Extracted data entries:

>>>>>

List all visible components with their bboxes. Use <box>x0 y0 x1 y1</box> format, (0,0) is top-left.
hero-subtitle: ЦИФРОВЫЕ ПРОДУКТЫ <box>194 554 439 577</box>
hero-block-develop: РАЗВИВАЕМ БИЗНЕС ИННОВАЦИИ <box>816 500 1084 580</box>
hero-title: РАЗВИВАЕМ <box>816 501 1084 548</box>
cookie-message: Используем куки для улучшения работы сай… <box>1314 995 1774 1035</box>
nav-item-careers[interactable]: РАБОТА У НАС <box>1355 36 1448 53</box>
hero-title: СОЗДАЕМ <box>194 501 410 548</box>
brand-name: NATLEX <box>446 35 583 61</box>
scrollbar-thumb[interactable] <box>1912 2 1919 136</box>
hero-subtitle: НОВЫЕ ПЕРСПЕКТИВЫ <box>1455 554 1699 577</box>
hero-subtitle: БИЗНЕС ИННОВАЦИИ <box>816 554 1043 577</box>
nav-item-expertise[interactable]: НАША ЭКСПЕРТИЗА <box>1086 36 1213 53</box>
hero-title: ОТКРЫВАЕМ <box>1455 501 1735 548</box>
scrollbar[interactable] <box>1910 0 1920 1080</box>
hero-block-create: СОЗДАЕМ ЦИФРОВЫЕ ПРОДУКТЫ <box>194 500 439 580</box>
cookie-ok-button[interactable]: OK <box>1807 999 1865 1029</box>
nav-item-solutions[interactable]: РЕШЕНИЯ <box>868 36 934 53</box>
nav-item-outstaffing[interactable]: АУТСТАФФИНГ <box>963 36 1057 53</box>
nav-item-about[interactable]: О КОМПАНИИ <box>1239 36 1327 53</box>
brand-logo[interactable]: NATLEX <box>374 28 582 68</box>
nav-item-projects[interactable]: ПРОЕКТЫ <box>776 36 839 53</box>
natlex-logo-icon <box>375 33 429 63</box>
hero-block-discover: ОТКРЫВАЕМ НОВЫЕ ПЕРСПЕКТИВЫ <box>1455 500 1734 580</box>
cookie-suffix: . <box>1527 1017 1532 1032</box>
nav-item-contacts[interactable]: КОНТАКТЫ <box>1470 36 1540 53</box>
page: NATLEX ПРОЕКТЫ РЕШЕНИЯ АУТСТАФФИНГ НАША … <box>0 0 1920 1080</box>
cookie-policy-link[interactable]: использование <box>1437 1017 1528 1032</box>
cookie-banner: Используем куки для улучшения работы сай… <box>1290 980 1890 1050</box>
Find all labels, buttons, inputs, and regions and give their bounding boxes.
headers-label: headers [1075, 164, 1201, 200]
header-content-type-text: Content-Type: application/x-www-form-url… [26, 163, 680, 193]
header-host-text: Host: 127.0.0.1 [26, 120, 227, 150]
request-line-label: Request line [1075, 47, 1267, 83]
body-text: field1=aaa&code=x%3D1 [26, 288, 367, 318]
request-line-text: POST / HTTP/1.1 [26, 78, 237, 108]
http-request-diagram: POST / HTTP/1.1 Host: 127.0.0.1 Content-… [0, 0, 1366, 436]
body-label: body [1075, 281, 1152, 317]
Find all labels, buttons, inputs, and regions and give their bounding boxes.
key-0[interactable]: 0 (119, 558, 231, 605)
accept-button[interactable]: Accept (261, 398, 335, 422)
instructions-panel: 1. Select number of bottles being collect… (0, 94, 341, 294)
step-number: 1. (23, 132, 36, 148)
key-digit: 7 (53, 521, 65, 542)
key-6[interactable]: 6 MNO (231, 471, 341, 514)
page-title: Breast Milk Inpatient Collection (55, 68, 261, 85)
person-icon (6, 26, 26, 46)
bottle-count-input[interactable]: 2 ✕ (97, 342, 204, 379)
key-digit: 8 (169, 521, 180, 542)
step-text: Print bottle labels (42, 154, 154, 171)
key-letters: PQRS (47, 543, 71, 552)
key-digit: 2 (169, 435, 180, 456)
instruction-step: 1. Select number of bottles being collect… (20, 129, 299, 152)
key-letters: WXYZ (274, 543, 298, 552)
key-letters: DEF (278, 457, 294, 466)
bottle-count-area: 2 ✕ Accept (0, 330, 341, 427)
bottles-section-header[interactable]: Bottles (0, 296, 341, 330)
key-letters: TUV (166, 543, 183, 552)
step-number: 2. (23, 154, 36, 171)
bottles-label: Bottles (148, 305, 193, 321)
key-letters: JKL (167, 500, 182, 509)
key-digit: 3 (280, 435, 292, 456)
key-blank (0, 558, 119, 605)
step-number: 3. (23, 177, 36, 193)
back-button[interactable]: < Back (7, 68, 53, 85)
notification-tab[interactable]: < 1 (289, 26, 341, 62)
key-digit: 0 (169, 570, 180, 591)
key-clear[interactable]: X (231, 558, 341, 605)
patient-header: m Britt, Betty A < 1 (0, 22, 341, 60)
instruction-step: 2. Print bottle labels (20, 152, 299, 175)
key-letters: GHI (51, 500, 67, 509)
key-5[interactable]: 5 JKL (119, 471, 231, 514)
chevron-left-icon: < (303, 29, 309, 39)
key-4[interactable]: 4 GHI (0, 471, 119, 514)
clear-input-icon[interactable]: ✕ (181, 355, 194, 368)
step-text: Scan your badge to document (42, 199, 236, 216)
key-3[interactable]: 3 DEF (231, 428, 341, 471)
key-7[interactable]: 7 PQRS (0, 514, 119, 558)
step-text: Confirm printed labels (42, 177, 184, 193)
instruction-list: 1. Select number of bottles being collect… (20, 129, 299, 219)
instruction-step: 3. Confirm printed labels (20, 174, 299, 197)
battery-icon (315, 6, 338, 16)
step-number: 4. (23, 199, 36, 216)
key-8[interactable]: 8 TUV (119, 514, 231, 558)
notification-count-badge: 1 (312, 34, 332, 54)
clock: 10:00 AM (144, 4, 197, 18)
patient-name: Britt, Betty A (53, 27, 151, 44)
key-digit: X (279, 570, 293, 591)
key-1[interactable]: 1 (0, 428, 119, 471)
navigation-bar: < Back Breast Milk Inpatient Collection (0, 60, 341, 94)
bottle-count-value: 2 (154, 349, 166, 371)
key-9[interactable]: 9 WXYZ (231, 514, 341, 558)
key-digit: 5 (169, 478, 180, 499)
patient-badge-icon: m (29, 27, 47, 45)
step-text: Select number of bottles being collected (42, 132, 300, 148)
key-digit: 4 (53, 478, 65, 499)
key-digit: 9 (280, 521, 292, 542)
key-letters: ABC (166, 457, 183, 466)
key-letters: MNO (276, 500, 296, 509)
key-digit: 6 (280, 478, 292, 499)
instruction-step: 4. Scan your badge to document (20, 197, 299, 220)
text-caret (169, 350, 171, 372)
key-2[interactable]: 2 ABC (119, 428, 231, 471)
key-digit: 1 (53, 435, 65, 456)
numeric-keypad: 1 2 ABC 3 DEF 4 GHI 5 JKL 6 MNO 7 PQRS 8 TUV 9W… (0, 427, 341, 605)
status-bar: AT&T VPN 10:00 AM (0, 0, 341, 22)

<<<<<

> Stated task: Copy out word for word the records from the very first line through the line with "hero-subtitle: БИЗНЕС ИННОВАЦИИ", including that line.

> Full solution:
List all visible components with their bboxes. Use <box>x0 y0 x1 y1</box> format, (0,0) is top-left.
hero-subtitle: ЦИФРОВЫЕ ПРОДУКТЫ <box>194 554 439 577</box>
hero-block-develop: РАЗВИВАЕМ БИЗНЕС ИННОВАЦИИ <box>816 500 1084 580</box>
hero-title: РАЗВИВАЕМ <box>816 501 1084 548</box>
cookie-message: Используем куки для улучшения работы сай… <box>1314 995 1774 1035</box>
nav-item-careers[interactable]: РАБОТА У НАС <box>1355 36 1448 53</box>
hero-title: СОЗДАЕМ <box>194 501 410 548</box>
brand-name: NATLEX <box>446 35 583 61</box>
scrollbar-thumb[interactable] <box>1912 2 1919 136</box>
hero-subtitle: НОВЫЕ ПЕРСПЕКТИВЫ <box>1455 554 1699 577</box>
hero-subtitle: БИЗНЕС ИННОВАЦИИ <box>816 554 1043 577</box>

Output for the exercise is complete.